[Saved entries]

------------------------

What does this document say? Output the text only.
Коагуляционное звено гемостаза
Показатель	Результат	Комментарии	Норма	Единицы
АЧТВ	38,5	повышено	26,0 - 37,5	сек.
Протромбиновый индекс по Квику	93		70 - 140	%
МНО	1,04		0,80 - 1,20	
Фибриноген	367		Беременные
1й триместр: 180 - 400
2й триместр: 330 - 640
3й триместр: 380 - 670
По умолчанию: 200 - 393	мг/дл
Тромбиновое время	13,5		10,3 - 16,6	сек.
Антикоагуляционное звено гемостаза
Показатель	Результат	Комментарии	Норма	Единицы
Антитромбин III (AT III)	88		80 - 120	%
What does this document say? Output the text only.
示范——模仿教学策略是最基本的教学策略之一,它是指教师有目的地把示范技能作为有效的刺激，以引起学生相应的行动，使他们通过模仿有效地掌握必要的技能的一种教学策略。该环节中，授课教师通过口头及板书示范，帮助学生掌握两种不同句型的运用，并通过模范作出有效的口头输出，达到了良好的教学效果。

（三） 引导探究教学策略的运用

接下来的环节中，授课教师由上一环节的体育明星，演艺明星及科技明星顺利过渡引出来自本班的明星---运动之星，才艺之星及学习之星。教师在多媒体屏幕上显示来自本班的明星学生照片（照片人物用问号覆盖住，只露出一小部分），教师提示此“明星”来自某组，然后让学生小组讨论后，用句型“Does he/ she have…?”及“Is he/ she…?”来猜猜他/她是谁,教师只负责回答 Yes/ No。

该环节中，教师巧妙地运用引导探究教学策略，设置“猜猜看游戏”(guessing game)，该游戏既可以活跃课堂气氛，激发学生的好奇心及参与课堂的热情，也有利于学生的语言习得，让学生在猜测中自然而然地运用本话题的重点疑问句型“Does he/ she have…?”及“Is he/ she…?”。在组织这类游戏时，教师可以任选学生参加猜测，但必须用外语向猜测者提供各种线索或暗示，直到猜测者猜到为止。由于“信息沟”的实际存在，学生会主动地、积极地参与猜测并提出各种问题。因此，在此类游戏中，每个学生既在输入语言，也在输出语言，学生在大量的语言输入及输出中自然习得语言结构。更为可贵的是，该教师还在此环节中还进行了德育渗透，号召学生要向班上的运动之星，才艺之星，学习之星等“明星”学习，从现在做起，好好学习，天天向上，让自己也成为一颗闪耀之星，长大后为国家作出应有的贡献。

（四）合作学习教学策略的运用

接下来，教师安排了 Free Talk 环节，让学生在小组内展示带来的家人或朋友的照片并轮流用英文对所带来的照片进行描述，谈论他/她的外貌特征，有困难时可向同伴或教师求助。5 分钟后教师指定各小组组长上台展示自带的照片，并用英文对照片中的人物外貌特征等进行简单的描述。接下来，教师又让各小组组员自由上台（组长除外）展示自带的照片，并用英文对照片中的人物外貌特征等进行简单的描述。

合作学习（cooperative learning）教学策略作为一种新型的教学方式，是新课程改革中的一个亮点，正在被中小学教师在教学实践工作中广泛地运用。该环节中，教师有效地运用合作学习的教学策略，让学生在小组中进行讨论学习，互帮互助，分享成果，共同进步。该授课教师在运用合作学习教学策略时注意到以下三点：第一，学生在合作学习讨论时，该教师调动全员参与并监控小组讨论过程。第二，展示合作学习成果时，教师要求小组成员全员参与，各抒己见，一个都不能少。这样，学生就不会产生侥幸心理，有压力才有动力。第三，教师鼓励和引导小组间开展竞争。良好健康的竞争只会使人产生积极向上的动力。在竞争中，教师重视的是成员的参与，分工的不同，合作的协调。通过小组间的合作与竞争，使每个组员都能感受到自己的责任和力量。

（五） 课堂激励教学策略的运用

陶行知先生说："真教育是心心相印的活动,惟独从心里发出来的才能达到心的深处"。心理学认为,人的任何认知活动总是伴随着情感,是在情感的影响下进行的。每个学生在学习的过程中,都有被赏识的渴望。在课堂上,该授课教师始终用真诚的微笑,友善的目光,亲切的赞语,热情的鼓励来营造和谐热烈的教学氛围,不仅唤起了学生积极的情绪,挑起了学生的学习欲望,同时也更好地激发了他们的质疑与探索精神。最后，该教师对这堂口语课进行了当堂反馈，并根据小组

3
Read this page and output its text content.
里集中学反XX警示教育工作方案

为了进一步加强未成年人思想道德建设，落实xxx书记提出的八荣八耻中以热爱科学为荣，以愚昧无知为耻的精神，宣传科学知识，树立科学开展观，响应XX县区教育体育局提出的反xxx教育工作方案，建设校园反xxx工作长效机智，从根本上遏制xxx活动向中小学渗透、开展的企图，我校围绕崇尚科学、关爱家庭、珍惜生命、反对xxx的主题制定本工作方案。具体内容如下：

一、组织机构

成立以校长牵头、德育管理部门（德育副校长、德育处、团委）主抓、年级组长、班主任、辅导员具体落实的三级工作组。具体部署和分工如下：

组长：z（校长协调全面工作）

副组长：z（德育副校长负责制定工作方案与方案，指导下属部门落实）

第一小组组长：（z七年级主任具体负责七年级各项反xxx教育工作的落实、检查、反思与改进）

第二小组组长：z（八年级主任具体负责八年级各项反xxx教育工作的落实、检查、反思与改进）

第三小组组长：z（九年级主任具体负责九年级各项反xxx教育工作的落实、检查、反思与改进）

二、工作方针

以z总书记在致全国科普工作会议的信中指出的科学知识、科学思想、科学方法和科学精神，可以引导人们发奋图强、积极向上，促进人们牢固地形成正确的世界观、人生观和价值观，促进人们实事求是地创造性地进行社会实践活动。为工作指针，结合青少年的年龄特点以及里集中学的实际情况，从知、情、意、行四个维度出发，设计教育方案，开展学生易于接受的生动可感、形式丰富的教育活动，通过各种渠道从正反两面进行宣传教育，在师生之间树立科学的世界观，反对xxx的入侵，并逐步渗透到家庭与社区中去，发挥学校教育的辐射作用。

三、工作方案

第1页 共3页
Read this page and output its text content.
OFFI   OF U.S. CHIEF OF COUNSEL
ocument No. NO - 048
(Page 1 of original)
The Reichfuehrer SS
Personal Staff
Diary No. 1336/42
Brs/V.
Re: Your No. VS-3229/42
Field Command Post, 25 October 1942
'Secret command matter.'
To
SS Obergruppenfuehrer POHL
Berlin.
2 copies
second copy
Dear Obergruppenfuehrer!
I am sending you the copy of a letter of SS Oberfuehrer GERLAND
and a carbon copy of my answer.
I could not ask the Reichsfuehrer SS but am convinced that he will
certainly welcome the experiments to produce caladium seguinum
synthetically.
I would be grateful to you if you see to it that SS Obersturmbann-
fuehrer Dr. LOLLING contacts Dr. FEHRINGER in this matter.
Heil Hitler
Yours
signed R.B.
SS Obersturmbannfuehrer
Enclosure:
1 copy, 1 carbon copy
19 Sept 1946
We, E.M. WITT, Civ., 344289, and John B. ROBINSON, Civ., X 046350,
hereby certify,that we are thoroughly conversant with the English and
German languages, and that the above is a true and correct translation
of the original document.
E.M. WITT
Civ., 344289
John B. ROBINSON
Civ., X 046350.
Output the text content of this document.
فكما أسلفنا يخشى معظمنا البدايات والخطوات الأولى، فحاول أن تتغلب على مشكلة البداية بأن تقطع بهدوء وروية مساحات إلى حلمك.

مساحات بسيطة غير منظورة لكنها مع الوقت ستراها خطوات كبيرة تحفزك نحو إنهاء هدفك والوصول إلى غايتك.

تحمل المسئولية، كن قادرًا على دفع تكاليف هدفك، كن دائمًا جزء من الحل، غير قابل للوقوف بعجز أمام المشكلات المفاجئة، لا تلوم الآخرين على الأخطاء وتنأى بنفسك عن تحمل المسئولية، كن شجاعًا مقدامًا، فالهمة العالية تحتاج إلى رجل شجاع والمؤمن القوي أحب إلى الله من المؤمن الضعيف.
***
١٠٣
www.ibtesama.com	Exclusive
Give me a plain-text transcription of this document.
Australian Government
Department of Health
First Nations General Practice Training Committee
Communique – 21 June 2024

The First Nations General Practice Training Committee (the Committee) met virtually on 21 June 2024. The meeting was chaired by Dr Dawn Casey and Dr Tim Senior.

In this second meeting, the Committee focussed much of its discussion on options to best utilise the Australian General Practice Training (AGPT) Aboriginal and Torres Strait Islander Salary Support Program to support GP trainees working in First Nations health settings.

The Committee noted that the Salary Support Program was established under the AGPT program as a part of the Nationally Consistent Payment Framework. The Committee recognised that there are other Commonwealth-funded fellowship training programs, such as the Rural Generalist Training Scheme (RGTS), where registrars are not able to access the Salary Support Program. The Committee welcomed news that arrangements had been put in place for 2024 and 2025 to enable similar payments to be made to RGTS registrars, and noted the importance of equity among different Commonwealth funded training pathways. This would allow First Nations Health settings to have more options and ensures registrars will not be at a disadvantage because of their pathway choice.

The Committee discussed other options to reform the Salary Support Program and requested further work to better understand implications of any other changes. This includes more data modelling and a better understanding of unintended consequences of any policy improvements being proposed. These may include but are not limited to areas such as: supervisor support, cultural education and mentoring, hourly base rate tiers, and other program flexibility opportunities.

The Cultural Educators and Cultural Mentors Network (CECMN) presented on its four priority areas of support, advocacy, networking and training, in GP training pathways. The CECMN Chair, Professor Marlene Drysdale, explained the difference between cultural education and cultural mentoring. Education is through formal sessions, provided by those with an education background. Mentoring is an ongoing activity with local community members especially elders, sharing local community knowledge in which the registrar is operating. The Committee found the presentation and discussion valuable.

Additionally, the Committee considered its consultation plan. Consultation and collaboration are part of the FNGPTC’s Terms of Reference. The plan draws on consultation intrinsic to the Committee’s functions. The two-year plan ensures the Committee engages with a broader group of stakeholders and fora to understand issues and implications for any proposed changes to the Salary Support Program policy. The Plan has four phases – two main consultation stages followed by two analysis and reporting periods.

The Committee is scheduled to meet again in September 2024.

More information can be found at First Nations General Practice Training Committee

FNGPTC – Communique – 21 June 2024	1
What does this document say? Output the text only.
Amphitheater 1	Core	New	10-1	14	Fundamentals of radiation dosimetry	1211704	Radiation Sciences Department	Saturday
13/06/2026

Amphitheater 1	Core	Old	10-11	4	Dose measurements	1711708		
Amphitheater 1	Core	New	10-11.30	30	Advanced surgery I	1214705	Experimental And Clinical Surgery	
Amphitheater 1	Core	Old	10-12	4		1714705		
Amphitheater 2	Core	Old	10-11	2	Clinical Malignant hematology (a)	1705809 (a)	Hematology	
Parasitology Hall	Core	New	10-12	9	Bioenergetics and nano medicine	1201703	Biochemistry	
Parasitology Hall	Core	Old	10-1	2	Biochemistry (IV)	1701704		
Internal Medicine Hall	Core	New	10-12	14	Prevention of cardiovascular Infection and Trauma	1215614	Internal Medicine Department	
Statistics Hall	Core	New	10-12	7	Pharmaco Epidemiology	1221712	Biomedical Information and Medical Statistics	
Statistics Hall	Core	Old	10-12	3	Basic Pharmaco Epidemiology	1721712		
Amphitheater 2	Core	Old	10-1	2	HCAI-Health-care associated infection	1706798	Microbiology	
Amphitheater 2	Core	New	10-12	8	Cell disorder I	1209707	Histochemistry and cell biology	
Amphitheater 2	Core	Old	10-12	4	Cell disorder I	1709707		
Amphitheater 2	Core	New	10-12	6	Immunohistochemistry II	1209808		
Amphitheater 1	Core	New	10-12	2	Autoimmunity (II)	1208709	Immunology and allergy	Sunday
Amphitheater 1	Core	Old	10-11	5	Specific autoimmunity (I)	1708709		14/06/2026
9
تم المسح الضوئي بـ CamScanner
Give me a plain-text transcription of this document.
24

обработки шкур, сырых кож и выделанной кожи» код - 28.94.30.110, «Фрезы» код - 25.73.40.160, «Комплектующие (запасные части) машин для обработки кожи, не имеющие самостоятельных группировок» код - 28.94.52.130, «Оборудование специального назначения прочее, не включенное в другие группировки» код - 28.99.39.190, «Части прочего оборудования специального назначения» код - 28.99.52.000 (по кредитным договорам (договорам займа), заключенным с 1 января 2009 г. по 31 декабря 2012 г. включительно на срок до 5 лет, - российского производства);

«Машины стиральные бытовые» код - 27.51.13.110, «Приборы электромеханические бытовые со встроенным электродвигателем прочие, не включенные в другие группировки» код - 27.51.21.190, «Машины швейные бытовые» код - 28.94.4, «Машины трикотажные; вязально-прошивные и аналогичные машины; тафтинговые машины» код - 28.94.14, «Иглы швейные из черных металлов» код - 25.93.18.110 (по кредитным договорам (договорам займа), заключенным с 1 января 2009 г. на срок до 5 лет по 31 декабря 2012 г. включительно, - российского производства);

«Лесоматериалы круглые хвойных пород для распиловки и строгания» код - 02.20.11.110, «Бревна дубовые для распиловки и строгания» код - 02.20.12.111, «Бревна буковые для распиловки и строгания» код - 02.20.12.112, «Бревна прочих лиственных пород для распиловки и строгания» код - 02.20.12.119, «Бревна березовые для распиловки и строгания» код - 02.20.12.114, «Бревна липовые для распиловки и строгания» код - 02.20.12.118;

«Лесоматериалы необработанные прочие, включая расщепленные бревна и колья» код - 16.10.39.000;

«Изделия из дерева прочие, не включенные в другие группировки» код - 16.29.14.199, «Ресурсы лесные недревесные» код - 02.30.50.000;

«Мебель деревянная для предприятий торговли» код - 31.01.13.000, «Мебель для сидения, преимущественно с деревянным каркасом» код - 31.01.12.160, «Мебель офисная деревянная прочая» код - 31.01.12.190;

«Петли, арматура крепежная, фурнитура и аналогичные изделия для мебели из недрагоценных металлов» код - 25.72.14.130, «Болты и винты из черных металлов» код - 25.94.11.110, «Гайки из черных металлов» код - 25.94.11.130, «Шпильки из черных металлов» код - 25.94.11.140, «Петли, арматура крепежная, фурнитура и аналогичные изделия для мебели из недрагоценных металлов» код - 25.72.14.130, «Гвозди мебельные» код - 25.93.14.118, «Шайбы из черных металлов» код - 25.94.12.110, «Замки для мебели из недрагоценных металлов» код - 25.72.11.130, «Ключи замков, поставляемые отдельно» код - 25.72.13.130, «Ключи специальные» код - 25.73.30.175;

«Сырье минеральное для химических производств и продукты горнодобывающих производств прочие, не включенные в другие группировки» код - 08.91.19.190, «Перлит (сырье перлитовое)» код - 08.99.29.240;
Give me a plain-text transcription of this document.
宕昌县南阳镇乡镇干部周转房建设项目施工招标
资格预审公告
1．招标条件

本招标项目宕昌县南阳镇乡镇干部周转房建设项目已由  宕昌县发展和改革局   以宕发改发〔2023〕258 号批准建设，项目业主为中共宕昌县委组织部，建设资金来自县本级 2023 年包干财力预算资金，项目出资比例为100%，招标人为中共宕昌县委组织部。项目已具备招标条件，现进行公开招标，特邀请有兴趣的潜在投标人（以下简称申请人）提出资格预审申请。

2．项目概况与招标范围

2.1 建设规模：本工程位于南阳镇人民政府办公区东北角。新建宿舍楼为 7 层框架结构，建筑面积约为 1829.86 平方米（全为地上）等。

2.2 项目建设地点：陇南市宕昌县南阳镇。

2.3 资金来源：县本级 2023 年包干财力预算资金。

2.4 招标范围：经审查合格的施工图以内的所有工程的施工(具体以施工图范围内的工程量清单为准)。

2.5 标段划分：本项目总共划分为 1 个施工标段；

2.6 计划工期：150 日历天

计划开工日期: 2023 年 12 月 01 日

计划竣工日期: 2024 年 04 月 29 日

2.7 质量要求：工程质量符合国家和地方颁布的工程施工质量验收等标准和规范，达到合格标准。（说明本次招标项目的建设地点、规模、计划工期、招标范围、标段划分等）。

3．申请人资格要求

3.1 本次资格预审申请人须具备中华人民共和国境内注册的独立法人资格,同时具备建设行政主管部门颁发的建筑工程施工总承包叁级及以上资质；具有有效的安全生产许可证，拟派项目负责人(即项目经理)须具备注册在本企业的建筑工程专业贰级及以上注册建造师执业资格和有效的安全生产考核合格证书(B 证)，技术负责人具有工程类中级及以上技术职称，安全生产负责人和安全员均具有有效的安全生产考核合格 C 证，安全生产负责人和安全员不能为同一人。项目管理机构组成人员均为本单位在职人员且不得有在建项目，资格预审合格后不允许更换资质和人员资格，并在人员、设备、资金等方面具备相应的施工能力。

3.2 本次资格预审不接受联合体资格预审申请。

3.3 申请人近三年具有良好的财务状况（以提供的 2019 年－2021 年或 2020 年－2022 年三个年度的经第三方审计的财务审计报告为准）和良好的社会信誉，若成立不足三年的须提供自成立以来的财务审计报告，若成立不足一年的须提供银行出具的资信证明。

------------------------

STATED GOAL:
Copy each line of the data that contains the word "carbon".

RESULT OF THE EXERCISE:
and a carbon copy of my answer.
1 copy, 1 carbon copy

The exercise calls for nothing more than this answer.